Every line of the data must be copied exactly.

[Dataset records]
begin
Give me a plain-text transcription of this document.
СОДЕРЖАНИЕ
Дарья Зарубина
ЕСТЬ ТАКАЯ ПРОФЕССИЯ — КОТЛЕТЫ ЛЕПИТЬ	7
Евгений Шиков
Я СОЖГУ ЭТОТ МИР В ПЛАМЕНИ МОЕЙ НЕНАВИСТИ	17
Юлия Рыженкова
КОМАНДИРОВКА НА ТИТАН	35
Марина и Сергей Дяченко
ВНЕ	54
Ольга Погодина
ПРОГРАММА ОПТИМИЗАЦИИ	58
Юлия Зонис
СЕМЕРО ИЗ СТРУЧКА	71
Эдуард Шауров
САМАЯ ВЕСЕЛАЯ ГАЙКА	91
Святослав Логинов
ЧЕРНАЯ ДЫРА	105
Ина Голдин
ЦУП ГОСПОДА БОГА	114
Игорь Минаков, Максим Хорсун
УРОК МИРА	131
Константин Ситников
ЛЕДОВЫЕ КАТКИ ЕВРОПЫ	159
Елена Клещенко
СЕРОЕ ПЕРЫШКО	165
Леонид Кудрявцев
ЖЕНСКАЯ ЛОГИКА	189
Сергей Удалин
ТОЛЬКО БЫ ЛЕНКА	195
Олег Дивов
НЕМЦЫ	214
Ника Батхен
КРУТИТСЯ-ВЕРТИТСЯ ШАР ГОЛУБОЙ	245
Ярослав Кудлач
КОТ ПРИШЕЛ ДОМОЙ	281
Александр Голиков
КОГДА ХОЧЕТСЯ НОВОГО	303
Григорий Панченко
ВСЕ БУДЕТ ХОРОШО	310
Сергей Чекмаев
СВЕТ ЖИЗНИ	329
end
◆ SOLUTION FOR THIS PROBLEM:
Give me a plain-text transcription of this document.
СОДЕРЖАНИЕ
Дарья Зарубина
ЕСТЬ ТАКАЯ ПРОФЕССИЯ — КОТЛЕТЫ ЛЕПИТЬ	7
Евгений Шиков
Я СОЖГУ ЭТОТ МИР В ПЛАМЕНИ МОЕЙ НЕНАВИСТИ	17
Юлия Рыженкова
КОМАНДИРОВКА НА ТИТАН	35
Марина и Сергей Дяченко
ВНЕ	54
Ольга Погодина
ПРОГРАММА ОПТИМИЗАЦИИ	58
Юлия Зонис
СЕМЕРО ИЗ СТРУЧКА	71
Эдуард Шауров
САМАЯ ВЕСЕЛАЯ ГАЙКА	91
Святослав Логинов
ЧЕРНАЯ ДЫРА	105
Ина Голдин
ЦУП ГОСПОДА БОГА	114
Игорь Минаков, Максим Хорсун
УРОК МИРА	131
Константин Ситников
ЛЕДОВЫЕ КАТКИ ЕВРОПЫ	159
Елена Клещенко
СЕРОЕ ПЕРЫШКО	165
Леонид Кудрявцев
ЖЕНСКАЯ ЛОГИКА	189
Сергей Удалин
ТОЛЬКО БЫ ЛЕНКА	195
Олег Дивов
НЕМЦЫ	214
Ника Батхен
КРУТИТСЯ-ВЕРТИТСЯ ШАР ГОЛУБОЙ	245
Ярослав Кудлач
КОТ ПРИШЕЛ ДОМОЙ	281
Александр Голиков
КОГДА ХОЧЕТСЯ НОВОГО	303
Григорий Панченко
ВСЕ БУДЕТ ХОРОШО	310
Сергей Чекмаев
СВЕТ ЖИЗНИ	329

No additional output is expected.